- INSTRUCTIONS FOR THE TASK -
Your answer should be a single number: the count of lines that include "GEMC".
***** DATASET
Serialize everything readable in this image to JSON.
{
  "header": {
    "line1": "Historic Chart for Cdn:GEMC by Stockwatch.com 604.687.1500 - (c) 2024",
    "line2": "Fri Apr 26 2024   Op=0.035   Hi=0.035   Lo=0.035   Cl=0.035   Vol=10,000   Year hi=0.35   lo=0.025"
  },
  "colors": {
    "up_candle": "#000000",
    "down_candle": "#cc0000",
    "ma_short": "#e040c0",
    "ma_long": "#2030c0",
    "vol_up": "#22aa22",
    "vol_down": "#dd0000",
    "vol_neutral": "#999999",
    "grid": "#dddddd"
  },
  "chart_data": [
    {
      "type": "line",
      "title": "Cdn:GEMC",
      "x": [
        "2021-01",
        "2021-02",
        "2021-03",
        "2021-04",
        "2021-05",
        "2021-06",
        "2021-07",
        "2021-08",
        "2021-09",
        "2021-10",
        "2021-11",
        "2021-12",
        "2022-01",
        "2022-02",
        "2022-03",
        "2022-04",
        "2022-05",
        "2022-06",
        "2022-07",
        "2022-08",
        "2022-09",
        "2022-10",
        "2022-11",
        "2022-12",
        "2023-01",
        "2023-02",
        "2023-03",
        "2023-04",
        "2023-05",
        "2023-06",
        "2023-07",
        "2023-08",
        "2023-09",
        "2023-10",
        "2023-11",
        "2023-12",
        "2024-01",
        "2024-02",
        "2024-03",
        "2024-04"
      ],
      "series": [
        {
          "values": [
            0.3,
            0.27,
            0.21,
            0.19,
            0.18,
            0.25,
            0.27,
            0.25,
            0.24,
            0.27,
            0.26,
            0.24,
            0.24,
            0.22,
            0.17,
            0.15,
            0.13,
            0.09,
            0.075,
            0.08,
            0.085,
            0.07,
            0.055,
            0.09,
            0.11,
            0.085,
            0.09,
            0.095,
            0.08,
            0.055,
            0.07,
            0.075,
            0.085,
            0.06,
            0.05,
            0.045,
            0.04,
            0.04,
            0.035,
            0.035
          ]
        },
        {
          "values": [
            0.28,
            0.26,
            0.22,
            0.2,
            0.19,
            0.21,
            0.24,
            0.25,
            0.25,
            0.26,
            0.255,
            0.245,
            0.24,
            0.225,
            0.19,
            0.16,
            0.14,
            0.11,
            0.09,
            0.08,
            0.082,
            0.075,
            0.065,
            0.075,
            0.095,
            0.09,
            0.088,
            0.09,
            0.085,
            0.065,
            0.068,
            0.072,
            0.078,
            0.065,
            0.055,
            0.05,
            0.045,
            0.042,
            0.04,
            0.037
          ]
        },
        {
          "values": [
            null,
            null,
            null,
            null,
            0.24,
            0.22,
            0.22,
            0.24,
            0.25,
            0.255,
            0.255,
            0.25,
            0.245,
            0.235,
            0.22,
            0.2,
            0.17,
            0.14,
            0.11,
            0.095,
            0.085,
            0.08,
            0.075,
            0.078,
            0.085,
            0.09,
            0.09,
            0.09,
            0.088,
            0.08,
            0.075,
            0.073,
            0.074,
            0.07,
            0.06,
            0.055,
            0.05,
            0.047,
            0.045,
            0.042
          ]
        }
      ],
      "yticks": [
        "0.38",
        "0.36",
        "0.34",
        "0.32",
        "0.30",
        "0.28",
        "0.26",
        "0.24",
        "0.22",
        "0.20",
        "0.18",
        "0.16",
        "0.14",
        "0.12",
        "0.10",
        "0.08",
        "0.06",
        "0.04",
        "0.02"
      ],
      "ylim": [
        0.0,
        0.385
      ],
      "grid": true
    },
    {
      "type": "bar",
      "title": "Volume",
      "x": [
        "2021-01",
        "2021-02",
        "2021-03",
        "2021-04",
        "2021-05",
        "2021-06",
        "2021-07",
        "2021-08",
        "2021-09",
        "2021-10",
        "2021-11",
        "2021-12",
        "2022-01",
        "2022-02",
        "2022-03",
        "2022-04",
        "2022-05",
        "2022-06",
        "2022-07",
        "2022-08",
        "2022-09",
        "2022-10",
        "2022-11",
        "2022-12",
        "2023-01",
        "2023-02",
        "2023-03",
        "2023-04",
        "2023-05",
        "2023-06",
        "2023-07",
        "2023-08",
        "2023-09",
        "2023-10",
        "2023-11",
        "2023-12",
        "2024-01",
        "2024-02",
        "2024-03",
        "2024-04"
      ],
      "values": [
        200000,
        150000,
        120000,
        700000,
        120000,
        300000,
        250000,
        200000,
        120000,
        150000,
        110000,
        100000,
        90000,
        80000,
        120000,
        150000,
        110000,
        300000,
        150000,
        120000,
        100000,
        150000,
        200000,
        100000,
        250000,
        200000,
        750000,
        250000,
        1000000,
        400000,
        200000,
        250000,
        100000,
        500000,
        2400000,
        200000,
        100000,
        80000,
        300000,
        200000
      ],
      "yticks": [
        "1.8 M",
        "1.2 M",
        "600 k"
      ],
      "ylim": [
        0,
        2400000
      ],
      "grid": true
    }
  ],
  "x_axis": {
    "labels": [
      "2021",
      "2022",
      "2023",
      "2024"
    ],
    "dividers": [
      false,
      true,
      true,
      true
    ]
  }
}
**********
- THE RESPONSE -
2